Short task
From the listing below, pick out each line with the word "title".

Information shown
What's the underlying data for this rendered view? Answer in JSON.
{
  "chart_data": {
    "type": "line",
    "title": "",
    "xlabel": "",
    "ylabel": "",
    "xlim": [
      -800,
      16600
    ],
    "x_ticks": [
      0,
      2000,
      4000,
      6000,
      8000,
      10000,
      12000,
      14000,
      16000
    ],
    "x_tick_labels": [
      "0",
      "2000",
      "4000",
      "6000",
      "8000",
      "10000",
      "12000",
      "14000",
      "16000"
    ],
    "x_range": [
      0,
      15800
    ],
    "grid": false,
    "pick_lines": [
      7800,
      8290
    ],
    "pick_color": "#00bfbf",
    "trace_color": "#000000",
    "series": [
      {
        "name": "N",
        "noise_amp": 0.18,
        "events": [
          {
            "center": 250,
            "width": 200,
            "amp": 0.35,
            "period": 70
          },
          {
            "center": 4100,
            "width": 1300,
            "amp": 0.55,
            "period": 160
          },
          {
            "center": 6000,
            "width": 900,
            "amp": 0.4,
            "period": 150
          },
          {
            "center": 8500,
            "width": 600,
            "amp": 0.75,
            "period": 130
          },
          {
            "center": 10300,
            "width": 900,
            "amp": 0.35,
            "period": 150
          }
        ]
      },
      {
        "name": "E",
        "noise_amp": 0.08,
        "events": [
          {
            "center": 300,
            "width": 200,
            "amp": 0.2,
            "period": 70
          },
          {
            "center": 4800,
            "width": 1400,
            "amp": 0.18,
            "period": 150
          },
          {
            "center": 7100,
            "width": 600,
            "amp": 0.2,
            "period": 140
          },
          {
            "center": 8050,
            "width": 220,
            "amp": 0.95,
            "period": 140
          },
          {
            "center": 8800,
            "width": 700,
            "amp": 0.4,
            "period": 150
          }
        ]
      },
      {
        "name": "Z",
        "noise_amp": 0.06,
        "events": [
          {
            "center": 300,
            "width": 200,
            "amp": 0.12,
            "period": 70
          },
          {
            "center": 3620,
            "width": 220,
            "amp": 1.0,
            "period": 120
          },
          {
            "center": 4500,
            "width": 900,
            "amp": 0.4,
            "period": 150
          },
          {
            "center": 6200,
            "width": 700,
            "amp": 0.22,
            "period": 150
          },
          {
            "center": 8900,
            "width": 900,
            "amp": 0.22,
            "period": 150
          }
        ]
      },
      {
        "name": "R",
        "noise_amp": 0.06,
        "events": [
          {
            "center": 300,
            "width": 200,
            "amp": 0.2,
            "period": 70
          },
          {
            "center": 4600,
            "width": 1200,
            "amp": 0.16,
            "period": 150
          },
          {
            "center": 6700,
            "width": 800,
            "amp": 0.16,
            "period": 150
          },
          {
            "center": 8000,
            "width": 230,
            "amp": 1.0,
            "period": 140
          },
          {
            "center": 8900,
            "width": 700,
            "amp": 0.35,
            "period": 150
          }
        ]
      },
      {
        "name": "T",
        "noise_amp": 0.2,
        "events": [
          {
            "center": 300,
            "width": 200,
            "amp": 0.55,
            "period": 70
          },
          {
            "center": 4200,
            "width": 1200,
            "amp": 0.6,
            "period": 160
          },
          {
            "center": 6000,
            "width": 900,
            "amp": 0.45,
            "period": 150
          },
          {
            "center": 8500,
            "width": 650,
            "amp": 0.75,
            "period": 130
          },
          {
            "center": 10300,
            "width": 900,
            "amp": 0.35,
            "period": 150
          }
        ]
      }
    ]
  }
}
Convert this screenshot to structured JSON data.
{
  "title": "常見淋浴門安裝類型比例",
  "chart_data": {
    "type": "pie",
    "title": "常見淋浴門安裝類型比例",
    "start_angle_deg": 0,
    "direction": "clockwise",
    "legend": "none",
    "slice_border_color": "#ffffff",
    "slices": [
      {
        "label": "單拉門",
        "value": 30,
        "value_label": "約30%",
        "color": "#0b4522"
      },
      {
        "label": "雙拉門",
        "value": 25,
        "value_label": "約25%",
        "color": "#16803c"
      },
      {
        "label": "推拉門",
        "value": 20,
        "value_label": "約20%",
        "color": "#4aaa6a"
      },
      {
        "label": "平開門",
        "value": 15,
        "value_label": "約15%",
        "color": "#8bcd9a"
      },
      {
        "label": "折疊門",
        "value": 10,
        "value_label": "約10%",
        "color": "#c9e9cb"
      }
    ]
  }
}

Task result
    "title": "",
  "title": "常見淋浴門安裝類型比例",
    "title": "常見淋浴門安裝類型比例",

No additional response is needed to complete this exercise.